Figure contents as structured data:

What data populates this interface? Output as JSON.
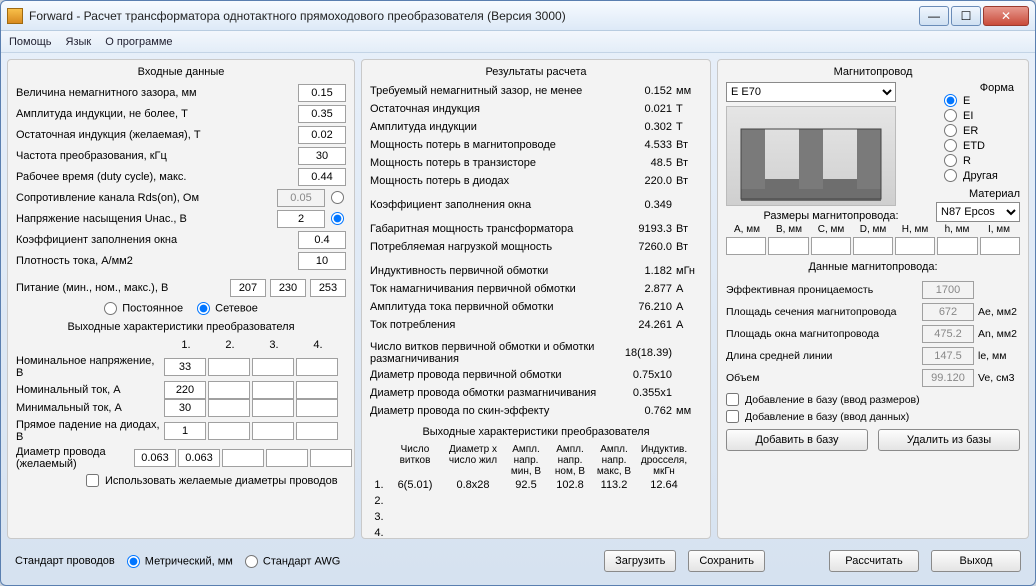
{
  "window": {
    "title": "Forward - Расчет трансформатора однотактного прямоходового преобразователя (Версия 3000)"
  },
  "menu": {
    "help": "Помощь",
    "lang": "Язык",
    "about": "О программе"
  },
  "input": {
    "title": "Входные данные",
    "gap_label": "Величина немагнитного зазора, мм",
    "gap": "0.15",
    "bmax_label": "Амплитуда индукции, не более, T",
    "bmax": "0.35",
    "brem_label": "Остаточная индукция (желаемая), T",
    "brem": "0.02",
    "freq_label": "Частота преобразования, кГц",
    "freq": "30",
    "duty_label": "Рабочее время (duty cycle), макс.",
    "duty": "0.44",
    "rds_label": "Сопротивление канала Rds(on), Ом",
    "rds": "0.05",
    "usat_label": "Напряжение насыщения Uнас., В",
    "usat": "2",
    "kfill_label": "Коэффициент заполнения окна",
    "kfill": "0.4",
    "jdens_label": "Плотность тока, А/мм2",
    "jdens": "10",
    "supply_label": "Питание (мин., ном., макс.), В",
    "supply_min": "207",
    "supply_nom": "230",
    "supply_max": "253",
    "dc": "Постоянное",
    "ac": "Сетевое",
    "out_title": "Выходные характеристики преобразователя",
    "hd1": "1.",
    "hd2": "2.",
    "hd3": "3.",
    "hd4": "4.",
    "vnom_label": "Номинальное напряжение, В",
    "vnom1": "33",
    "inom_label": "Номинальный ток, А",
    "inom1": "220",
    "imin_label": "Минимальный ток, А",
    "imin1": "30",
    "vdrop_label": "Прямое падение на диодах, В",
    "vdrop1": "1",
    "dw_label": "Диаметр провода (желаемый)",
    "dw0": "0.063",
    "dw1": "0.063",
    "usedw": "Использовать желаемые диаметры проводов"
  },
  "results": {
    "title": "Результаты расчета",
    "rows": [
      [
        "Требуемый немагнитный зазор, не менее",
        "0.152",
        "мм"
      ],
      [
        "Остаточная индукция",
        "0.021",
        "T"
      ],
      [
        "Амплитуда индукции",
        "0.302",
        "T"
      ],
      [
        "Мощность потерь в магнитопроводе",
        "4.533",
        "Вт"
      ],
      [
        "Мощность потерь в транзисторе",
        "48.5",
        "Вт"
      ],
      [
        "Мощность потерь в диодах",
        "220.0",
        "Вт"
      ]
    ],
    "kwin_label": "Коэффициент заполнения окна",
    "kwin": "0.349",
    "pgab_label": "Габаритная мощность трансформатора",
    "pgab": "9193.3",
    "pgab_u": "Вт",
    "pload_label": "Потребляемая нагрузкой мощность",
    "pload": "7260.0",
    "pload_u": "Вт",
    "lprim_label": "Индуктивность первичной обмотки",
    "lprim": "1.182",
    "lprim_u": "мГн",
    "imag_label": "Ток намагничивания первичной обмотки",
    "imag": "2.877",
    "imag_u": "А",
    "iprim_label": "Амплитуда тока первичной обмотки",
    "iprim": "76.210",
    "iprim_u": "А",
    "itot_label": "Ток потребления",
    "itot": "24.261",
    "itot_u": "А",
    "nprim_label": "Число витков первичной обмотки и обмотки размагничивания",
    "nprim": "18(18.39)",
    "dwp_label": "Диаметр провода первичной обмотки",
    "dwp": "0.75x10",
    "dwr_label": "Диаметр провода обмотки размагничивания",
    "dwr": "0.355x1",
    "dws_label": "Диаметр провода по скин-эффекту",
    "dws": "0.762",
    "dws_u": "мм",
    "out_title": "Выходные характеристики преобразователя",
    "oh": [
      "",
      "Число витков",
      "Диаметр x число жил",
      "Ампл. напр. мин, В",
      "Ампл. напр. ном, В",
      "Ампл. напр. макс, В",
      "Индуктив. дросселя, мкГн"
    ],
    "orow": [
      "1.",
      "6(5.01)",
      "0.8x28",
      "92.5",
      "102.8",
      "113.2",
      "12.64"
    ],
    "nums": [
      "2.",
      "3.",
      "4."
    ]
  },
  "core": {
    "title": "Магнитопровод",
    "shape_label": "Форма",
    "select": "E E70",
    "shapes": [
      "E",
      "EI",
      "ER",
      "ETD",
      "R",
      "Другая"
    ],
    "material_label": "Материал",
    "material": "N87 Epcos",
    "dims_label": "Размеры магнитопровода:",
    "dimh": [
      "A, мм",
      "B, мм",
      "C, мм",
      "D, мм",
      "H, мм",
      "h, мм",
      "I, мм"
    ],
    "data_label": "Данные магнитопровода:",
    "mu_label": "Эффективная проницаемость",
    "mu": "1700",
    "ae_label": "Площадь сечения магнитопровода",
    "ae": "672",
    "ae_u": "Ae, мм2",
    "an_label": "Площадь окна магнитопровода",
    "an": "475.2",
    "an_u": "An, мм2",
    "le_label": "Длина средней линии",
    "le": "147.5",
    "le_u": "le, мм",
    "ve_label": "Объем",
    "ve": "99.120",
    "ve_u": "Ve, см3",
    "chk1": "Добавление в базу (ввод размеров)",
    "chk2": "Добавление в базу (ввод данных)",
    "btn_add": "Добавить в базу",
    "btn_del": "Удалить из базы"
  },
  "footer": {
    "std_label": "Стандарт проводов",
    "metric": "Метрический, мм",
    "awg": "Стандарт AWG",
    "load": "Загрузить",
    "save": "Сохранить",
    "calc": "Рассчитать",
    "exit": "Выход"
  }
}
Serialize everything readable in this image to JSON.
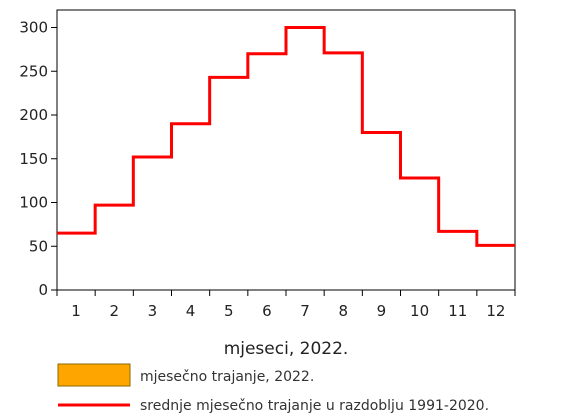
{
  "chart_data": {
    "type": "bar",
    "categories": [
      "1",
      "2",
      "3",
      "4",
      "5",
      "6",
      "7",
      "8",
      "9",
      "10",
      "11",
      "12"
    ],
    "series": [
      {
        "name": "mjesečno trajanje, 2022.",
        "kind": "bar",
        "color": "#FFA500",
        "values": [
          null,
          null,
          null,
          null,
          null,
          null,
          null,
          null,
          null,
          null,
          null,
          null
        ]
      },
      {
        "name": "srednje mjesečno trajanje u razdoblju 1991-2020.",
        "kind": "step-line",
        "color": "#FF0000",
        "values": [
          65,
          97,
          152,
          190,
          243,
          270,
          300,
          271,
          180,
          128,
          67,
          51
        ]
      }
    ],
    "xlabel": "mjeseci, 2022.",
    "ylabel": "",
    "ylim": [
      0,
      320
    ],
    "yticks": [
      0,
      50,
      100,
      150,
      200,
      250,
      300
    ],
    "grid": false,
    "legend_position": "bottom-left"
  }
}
* * *
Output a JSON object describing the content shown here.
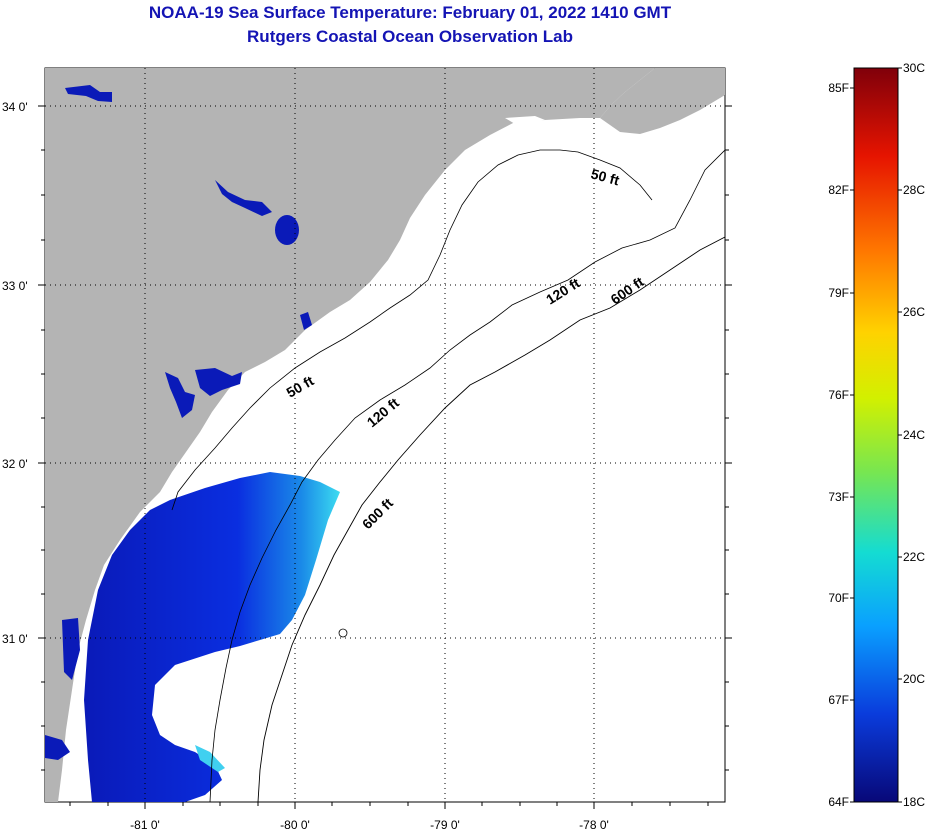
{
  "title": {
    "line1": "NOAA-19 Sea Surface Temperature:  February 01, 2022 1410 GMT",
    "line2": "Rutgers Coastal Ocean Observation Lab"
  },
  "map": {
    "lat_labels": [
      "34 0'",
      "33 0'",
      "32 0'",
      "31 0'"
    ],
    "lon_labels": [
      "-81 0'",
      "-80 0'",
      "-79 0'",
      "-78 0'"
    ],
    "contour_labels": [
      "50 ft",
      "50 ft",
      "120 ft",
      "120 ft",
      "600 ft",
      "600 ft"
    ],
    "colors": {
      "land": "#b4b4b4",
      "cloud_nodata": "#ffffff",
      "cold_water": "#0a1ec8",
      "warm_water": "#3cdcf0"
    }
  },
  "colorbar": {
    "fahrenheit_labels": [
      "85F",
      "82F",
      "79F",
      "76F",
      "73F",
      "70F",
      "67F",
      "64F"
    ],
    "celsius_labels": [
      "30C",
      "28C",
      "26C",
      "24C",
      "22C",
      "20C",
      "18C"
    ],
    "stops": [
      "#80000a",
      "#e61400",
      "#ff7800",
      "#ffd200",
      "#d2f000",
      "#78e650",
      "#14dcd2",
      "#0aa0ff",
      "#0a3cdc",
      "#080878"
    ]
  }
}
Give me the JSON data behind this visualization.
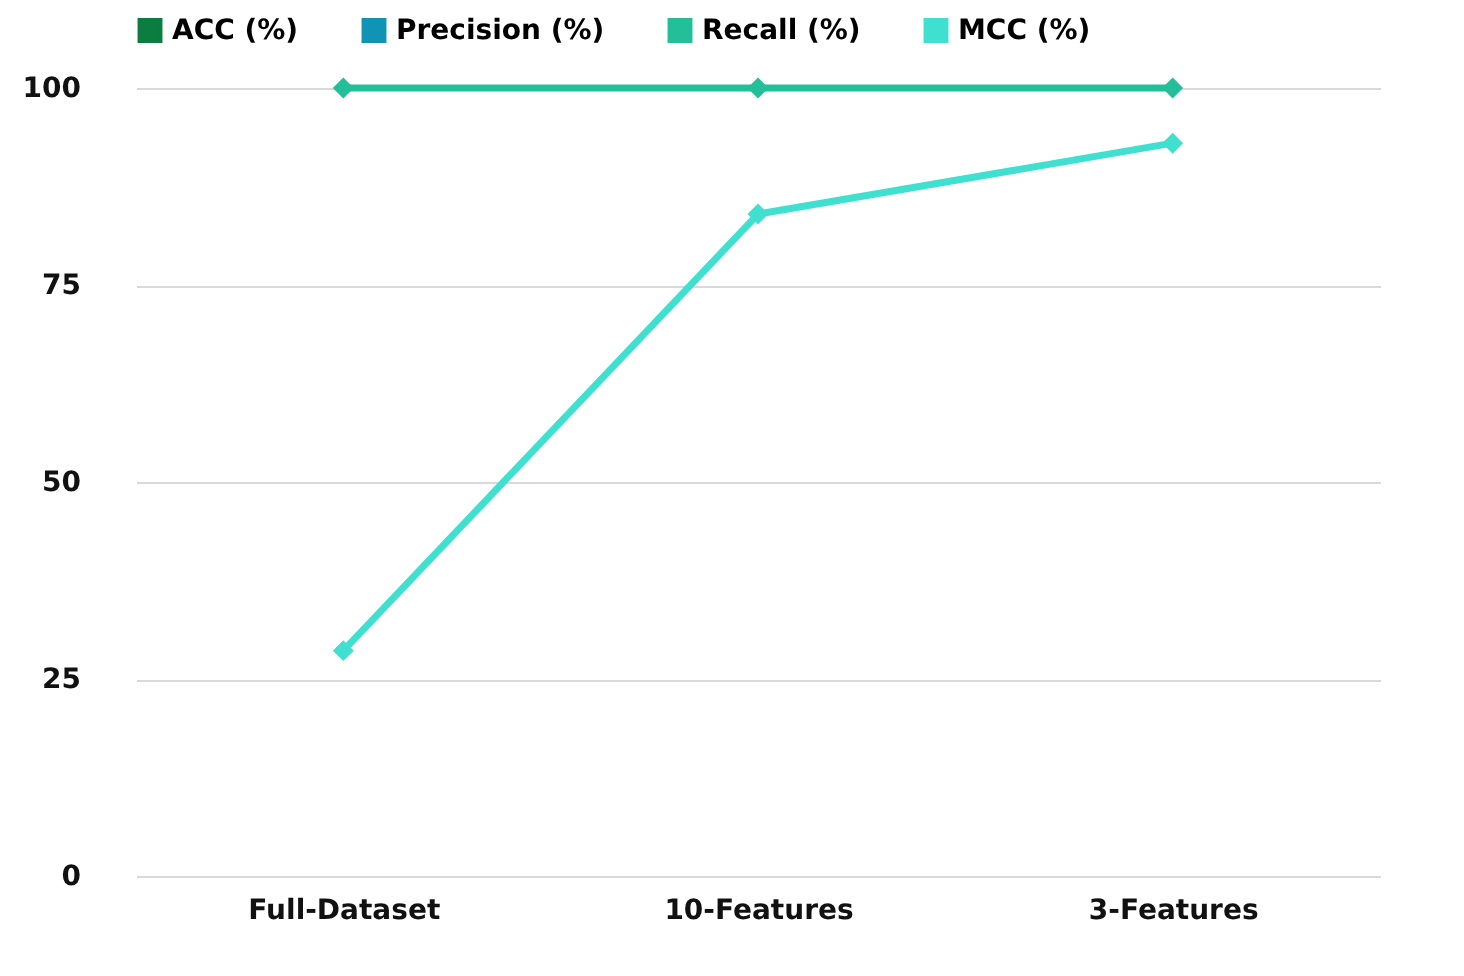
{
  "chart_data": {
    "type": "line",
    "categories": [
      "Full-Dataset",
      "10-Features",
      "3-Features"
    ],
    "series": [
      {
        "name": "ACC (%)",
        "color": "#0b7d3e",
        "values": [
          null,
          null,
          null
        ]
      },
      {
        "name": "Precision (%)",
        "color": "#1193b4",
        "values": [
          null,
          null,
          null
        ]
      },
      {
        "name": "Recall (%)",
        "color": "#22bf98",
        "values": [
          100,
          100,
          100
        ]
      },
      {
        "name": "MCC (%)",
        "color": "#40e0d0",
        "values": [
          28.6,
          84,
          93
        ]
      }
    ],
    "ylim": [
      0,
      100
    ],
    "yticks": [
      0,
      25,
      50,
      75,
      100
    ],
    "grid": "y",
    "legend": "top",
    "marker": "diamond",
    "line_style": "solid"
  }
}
* * *
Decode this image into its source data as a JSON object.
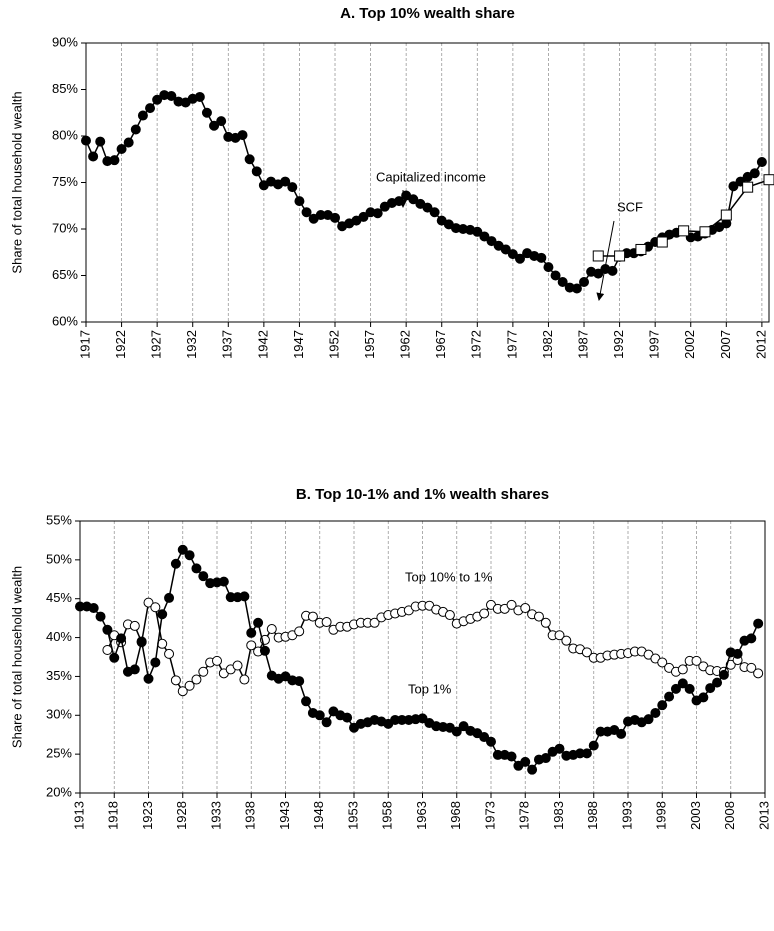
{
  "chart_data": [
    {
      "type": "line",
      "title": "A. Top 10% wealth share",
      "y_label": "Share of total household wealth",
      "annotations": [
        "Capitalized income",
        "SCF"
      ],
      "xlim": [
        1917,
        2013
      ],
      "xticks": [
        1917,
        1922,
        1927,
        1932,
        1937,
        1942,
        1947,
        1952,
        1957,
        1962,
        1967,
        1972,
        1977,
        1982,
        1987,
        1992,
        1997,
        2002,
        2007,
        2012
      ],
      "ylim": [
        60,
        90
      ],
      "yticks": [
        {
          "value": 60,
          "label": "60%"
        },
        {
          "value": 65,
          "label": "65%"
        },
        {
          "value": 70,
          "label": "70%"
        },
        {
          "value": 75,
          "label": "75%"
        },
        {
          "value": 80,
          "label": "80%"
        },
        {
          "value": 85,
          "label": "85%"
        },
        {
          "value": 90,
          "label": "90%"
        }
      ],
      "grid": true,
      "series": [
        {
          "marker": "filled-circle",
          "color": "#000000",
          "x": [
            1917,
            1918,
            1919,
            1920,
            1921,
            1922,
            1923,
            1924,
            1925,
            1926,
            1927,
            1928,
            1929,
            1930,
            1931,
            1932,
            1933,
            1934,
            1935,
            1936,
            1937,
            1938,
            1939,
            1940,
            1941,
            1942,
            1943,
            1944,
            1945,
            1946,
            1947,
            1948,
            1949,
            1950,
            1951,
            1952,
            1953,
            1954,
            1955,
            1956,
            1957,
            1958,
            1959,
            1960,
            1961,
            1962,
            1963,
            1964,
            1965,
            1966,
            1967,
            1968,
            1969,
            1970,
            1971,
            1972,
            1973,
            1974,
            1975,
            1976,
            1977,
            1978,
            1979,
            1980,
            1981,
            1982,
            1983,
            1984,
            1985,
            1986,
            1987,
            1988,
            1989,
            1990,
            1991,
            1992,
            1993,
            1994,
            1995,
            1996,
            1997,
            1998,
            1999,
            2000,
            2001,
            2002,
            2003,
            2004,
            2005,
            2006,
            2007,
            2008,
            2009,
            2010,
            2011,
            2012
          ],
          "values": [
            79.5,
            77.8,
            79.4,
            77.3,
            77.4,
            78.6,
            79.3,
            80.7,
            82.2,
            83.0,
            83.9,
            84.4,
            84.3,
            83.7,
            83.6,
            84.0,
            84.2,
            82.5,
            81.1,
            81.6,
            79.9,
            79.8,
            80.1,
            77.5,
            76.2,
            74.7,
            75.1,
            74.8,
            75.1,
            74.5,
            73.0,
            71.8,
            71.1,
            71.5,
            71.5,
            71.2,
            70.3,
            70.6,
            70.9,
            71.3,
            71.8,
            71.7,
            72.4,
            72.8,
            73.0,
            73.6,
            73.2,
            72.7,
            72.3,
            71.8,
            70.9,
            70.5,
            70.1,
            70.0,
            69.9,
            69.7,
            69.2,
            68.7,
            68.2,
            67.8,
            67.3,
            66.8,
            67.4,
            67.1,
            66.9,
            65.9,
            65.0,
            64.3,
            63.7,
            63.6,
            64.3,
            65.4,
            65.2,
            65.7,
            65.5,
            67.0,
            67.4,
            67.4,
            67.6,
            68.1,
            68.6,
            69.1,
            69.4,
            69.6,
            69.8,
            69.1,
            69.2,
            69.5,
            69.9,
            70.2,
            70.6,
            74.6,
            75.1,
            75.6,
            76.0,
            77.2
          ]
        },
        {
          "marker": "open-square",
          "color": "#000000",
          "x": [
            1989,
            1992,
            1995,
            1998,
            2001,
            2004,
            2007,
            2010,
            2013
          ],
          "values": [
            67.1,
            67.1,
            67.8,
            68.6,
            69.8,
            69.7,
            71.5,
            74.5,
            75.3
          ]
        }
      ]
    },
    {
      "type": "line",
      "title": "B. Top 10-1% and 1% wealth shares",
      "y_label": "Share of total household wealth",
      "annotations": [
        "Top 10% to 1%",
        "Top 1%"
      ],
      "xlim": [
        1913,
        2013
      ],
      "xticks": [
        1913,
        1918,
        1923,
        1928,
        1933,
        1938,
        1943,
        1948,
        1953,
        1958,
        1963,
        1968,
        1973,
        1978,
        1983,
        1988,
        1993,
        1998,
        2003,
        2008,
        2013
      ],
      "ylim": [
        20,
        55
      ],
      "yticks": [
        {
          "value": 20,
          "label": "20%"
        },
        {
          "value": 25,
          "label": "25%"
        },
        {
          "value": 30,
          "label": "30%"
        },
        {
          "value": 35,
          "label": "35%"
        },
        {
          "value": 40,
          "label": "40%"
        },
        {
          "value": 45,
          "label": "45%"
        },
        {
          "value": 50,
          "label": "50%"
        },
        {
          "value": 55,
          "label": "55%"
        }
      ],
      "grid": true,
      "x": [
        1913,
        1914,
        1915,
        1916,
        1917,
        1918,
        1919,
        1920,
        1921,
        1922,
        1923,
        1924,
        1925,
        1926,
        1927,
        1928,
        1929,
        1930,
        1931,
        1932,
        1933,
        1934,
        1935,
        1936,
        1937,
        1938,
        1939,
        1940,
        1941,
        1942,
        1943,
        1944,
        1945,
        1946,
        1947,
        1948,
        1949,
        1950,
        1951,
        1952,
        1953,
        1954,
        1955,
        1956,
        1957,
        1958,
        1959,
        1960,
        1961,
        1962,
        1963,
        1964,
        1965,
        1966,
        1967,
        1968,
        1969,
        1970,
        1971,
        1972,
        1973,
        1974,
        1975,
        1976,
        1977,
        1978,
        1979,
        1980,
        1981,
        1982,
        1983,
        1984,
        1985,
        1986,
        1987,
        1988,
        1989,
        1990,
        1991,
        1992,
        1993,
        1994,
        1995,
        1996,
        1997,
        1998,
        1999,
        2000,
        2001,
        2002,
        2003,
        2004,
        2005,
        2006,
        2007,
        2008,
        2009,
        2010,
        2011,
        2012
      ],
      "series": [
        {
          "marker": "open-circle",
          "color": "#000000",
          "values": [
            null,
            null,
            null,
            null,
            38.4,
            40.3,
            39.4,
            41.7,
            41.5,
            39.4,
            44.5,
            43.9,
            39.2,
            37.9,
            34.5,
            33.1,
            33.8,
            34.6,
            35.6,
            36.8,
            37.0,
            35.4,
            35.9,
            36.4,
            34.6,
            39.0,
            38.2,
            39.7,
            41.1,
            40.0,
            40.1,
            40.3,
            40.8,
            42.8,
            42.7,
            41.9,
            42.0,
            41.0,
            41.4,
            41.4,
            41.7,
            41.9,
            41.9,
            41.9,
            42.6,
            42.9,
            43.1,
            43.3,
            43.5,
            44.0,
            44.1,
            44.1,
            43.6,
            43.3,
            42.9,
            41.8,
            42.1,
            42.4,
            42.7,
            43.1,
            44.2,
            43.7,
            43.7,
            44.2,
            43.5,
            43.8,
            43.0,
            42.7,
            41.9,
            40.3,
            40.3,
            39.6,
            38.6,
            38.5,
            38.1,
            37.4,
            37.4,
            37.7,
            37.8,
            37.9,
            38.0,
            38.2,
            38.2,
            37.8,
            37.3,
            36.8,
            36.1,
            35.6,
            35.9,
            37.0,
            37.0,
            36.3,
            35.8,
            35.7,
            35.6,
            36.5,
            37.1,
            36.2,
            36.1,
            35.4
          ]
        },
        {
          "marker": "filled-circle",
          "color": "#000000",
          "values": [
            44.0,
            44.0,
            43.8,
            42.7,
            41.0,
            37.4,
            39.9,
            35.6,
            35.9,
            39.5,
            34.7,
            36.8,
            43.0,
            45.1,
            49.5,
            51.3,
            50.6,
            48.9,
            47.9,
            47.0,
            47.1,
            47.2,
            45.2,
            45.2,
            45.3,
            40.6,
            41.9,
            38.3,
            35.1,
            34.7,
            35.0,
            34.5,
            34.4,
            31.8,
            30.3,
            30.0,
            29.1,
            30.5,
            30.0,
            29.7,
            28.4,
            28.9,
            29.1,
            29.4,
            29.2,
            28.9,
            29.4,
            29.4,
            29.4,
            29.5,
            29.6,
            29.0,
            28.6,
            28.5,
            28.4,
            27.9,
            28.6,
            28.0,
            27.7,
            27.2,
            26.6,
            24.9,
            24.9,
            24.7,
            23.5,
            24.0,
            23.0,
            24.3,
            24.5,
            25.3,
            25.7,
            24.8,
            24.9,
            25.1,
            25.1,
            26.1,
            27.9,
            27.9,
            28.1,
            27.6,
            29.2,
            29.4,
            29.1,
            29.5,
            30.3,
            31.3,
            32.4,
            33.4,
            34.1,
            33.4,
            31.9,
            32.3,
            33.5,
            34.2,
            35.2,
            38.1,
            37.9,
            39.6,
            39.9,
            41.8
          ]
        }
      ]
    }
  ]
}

### REQUIREMENT:
Say how many lines in this material hold "Output", and say nothing else.

### THE COMPLETED TASK:
2